Given problem: Arrange every line from the first one down to the line containing "339, 54, 363]", both included, as a numbered list, leaving out any blank lines.
— start of Data shown —
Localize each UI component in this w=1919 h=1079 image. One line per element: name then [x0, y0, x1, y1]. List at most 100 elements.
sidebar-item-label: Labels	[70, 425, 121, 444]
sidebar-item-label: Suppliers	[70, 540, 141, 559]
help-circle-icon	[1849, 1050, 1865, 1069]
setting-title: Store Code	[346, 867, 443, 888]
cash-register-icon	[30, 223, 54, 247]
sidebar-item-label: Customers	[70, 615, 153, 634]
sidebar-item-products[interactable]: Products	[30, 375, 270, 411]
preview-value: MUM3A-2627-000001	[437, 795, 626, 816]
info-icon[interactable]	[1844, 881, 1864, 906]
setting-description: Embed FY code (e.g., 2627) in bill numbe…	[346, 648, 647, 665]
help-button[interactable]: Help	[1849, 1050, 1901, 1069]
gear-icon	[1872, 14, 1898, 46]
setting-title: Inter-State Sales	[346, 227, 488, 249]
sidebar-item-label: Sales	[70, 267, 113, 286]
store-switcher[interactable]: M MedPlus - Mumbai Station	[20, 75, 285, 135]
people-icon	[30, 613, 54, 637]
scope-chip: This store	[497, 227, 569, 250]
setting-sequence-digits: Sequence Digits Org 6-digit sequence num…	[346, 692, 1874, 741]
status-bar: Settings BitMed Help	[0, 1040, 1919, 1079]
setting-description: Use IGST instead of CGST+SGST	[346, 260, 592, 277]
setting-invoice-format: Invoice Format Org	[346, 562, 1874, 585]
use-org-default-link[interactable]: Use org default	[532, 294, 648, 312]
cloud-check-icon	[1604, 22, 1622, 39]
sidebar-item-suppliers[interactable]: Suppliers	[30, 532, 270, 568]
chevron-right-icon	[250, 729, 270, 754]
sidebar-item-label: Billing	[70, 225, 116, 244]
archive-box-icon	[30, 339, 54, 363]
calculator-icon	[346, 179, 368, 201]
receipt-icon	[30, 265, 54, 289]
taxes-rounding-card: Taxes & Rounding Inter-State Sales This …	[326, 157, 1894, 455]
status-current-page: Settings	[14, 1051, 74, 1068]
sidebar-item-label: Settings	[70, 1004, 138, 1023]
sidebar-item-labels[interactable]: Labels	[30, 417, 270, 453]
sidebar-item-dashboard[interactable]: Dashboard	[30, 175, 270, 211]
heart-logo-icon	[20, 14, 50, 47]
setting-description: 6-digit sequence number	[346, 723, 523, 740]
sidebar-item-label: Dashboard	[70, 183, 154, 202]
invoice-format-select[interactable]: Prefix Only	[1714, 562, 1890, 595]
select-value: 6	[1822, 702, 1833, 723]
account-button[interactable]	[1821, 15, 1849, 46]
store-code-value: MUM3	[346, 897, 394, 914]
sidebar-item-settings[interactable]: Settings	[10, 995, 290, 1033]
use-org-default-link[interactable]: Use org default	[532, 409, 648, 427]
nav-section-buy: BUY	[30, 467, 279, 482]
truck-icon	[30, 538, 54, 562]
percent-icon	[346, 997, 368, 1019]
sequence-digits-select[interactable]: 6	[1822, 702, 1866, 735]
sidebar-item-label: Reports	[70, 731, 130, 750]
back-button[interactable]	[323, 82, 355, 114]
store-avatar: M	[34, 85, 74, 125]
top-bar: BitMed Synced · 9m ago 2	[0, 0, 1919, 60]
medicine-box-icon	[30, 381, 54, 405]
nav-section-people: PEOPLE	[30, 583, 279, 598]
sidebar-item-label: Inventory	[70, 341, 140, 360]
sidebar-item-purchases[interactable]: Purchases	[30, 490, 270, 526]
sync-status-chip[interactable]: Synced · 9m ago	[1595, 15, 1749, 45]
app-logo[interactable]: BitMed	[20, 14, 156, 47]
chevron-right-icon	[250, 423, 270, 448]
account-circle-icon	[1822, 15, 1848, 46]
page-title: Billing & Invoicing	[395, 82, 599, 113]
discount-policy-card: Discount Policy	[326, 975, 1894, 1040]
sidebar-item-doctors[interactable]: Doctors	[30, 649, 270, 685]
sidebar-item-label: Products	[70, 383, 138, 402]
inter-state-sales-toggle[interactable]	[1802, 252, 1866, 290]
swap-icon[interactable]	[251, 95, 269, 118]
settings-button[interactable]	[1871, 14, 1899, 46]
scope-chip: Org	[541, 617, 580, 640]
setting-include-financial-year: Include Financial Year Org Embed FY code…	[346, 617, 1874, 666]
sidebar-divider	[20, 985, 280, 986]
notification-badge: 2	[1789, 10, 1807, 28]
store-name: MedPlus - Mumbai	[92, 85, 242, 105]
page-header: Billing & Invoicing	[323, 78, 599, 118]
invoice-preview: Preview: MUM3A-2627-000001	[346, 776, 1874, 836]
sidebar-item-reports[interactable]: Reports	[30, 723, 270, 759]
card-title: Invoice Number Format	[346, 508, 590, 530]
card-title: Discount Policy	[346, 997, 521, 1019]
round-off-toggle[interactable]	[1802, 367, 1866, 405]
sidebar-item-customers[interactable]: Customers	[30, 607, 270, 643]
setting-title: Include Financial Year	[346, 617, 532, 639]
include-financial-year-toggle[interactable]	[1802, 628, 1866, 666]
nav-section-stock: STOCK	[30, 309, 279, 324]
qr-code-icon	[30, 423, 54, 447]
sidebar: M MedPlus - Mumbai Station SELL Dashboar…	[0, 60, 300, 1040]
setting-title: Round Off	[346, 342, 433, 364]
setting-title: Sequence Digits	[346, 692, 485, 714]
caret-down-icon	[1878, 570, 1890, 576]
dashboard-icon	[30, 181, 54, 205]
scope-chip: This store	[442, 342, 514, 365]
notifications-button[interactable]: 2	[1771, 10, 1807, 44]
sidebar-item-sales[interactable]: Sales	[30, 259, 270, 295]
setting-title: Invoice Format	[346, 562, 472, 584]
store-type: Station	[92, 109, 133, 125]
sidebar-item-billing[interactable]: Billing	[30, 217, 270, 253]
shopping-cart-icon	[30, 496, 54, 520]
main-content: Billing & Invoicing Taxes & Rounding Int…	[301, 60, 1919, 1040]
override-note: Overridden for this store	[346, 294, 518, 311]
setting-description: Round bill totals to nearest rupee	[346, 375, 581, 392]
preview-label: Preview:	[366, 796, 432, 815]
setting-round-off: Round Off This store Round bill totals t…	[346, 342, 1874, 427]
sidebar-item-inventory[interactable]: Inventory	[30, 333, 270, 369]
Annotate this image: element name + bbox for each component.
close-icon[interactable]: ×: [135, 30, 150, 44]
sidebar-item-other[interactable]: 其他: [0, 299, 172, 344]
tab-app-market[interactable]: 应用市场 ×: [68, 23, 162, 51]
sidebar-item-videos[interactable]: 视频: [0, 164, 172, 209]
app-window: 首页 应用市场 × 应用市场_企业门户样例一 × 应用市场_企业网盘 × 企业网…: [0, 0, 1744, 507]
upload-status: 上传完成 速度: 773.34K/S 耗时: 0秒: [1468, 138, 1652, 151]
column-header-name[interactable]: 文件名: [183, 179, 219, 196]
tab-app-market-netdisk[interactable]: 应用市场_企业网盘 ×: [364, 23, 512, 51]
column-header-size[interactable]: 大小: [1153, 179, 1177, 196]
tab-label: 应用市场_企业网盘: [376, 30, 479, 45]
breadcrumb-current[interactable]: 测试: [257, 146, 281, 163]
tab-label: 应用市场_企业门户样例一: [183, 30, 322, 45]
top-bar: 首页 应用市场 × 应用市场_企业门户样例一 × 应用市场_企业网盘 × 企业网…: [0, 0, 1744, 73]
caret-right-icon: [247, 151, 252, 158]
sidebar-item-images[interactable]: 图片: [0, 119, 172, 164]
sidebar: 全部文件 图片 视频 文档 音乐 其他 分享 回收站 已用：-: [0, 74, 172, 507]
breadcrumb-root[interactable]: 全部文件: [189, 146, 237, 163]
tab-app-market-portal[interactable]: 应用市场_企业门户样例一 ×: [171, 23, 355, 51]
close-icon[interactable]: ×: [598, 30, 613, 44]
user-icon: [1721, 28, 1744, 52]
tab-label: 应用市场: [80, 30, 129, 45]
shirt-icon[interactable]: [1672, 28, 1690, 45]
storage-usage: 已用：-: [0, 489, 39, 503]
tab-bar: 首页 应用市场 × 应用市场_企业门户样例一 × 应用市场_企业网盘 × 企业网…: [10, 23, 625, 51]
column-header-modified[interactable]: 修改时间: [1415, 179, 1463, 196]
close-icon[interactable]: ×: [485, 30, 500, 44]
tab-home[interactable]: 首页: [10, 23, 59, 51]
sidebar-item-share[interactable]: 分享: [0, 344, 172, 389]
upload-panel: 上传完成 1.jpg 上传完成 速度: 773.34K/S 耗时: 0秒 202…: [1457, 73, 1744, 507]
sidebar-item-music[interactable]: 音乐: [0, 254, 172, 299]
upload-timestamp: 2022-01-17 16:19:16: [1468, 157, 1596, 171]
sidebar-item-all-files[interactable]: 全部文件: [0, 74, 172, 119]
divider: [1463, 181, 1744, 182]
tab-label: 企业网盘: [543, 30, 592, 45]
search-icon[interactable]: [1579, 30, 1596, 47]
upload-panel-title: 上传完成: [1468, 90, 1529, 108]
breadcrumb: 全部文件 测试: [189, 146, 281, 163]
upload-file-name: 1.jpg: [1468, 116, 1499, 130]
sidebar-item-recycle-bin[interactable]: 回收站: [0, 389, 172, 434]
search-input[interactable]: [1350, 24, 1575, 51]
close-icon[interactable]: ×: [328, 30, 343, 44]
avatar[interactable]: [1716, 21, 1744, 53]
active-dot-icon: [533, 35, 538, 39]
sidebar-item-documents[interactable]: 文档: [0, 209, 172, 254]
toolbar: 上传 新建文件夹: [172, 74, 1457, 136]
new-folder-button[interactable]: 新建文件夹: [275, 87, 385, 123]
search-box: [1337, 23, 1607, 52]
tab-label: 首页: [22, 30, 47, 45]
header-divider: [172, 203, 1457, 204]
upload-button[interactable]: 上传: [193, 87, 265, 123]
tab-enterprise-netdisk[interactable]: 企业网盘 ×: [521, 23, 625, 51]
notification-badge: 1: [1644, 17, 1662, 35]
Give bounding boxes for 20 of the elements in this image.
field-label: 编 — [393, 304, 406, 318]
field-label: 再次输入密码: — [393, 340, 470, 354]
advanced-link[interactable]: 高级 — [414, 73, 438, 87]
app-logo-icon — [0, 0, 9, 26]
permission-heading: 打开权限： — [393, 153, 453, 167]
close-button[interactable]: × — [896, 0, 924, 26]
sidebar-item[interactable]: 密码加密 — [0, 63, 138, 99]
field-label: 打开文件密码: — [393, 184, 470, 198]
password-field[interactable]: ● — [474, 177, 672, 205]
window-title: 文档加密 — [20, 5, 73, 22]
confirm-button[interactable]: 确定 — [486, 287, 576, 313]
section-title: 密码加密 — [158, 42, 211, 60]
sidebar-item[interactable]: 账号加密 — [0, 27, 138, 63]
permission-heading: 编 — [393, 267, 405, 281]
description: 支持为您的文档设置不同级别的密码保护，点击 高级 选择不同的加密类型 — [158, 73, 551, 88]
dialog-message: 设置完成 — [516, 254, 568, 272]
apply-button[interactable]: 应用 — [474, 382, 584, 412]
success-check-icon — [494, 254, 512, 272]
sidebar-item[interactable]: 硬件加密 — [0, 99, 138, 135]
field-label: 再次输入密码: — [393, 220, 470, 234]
— end of Data shown —
Response below:
1. Localize each UI component in this w=1919 h=1079 image. One line per element: name then [x0, y0, x1, y1]. List at most 100 elements.
2. sidebar-item-label: Labels	[70, 425, 121, 444]
3. sidebar-item-label: Suppliers	[70, 540, 141, 559]
4. help-circle-icon	[1849, 1050, 1865, 1069]
5. setting-title: Store Code	[346, 867, 443, 888]
6. cash-register-icon	[30, 223, 54, 247]
7. sidebar-item-label: Customers	[70, 615, 153, 634]
8. sidebar-item-products[interactable]: Products	[30, 375, 270, 411]
9. preview-value: MUM3A-2627-000001	[437, 795, 626, 816]
10. info-icon[interactable]	[1844, 881, 1864, 906]
11. setting-description: Embed FY code (e.g., 2627) in bill numbe…	[346, 648, 647, 665]
12. help-button[interactable]: Help	[1849, 1050, 1901, 1069]
13. gear-icon	[1872, 14, 1898, 46]
14. setting-title: Inter-State Sales	[346, 227, 488, 249]
15. sidebar-item-label: Sales	[70, 267, 113, 286]
16. store-switcher[interactable]: M MedPlus - Mumbai Station	[20, 75, 285, 135]
17. people-icon	[30, 613, 54, 637]
18. scope-chip: This store	[497, 227, 569, 250]
19. setting-sequence-digits: Sequence Digits Org 6-digit sequence num…	[346, 692, 1874, 741]
20. status-bar: Settings BitMed Help	[0, 1040, 1919, 1079]
21. setting-description: Use IGST instead of CGST+SGST	[346, 260, 592, 277]
22. setting-invoice-format: Invoice Format Org	[346, 562, 1874, 585]
23. use-org-default-link[interactable]: Use org default	[532, 294, 648, 312]
24. cloud-check-icon	[1604, 22, 1622, 39]
25. sidebar-item-suppliers[interactable]: Suppliers	[30, 532, 270, 568]
26. chevron-right-icon	[250, 729, 270, 754]
27. sidebar-item-label: Billing	[70, 225, 116, 244]
28. archive-box-icon	[30, 339, 54, 363]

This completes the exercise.